Required task
Copy all lines below exactly as written. Leave pictures out.

Records for processing
------------

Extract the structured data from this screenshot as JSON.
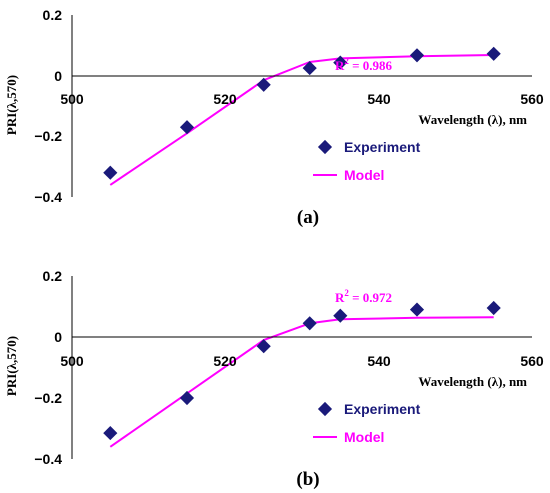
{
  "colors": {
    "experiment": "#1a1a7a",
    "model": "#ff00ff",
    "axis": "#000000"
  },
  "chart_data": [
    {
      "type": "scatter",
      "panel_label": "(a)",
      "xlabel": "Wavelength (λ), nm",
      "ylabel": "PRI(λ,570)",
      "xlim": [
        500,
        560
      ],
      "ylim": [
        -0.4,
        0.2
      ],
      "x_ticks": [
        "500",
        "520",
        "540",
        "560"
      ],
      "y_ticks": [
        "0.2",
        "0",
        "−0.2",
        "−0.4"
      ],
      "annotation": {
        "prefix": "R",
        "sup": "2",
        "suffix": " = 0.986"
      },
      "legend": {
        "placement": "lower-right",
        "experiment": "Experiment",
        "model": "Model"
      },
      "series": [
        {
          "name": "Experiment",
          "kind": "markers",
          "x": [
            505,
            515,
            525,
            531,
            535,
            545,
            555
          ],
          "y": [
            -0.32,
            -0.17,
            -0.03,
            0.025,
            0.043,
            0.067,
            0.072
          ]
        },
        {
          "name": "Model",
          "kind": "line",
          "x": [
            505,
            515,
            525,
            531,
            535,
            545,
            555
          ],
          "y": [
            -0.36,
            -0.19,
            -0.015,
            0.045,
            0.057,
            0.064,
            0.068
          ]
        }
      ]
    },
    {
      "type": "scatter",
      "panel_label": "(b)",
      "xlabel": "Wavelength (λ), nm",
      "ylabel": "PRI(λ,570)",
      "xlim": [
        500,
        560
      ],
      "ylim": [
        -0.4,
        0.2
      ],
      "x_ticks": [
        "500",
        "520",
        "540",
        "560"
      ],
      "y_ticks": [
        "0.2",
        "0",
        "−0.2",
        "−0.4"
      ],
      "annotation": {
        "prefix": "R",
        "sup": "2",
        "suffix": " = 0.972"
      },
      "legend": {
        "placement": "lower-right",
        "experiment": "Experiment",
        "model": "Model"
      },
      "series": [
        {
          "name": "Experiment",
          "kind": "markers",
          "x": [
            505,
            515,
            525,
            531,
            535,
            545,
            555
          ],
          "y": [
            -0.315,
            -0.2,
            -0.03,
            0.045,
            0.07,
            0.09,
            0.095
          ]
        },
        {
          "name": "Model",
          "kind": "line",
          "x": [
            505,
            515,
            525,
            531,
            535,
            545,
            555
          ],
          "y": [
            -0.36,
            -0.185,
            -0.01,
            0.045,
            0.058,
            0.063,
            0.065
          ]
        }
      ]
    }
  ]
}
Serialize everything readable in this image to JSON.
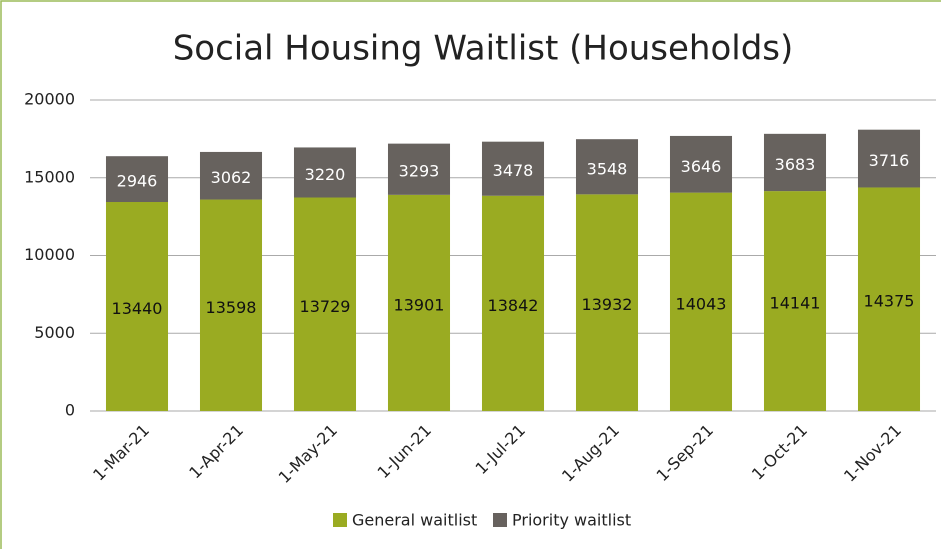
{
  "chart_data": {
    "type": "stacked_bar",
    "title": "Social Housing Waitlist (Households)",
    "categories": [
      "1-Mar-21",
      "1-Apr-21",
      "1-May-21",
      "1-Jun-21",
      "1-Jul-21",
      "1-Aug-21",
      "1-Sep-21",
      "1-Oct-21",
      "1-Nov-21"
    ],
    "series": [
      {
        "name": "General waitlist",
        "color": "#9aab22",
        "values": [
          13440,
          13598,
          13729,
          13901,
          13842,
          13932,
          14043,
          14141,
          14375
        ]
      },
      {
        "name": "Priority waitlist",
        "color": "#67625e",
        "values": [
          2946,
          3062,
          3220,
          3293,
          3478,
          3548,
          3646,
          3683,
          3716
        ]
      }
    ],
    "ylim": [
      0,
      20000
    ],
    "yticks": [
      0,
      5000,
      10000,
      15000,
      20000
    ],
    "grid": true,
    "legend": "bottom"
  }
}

------------

Worked solution
Extract the structured data from this screenshot as JSON.
{
  "colors": {
    "experiment": "#1a1a7a",
    "model": "#ff00ff",
    "axis": "#000000"
  },
  "chart_data": [
    {
      "type": "scatter",
      "panel_label": "(a)",
      "xlabel": "Wavelength (λ), nm",
      "ylabel": "PRI(λ,570)",
      "xlim": [
        500,
        560
      ],
      "ylim": [
        -0.4,
        0.2
      ],
      "x_ticks": [
        "500",
        "520",
        "540",
        "560"
      ],
      "y_ticks": [
        "0.2",
        "0",
        "−0.2",
        "−0.4"
      ],
      "annotation": {
        "prefix": "R",
        "sup": "2",
        "suffix": " = 0.986"
      },
      "legend": {
        "placement": "lower-right",
        "experiment": "Experiment",
        "model": "Model"
      },
      "series": [
        {
          "name": "Experiment",
          "kind": "markers",
          "x": [
            505,
            515,
            525,
            531,
            535,
            545,
            555
          ],
          "y": [
            -0.32,
            -0.17,
            -0.03,
            0.025,
            0.043,
            0.067,
            0.072
          ]
        },
        {
          "name": "Model",
          "kind": "line",
          "x": [
            505,
            515,
            525,
            531,
            535,
            545,
            555
          ],
          "y": [
            -0.36,
            -0.19,
            -0.015,
            0.045,
            0.057,
            0.064,
            0.068
          ]
        }
      ]
    },
    {
      "type": "scatter",
      "panel_label": "(b)",
      "xlabel": "Wavelength (λ), nm",
      "ylabel": "PRI(λ,570)",
      "xlim": [
        500,
        560
      ],
      "ylim": [
        -0.4,
        0.2
      ],
      "x_ticks": [
        "500",
        "520",
        "540",
        "560"
      ],
      "y_ticks": [
        "0.2",
        "0",
        "−0.2",
        "−0.4"
      ],
      "annotation": {
        "prefix": "R",
        "sup": "2",
        "suffix": " = 0.972"
      },
      "legend": {
        "placement": "lower-right",
        "experiment": "Experiment",
        "model": "Model"
      },
      "series": [
        {
          "name": "Experiment",
          "kind": "markers",
          "x": [
            505,
            515,
            525,
            531,
            535,
            545,
            555
          ],
          "y": [
            -0.315,
            -0.2,
            -0.03,
            0.045,
            0.07,
            0.09,
            0.095
          ]
        },
        {
          "name": "Model",
          "kind": "line",
          "x": [
            505,
            515,
            525,
            531,
            535,
            545,
            555
          ],
          "y": [
            -0.36,
            -0.185,
            -0.01,
            0.045,
            0.058,
            0.063,
            0.065
          ]
        }
      ]
    }
  ]
}
Serialize everything readable in this image to JSON.
{
  "chart_data": {
    "type": "stacked_bar",
    "title": "Social Housing Waitlist (Households)",
    "categories": [
      "1-Mar-21",
      "1-Apr-21",
      "1-May-21",
      "1-Jun-21",
      "1-Jul-21",
      "1-Aug-21",
      "1-Sep-21",
      "1-Oct-21",
      "1-Nov-21"
    ],
    "series": [
      {
        "name": "General waitlist",
        "color": "#9aab22",
        "values": [
          13440,
          13598,
          13729,
          13901,
          13842,
          13932,
          14043,
          14141,
          14375
        ]
      },
      {
        "name": "Priority waitlist",
        "color": "#67625e",
        "values": [
          2946,
          3062,
          3220,
          3293,
          3478,
          3548,
          3646,
          3683,
          3716
        ]
      }
    ],
    "ylim": [
      0,
      20000
    ],
    "yticks": [
      0,
      5000,
      10000,
      15000,
      20000
    ],
    "grid": true,
    "legend": "bottom"
  }
}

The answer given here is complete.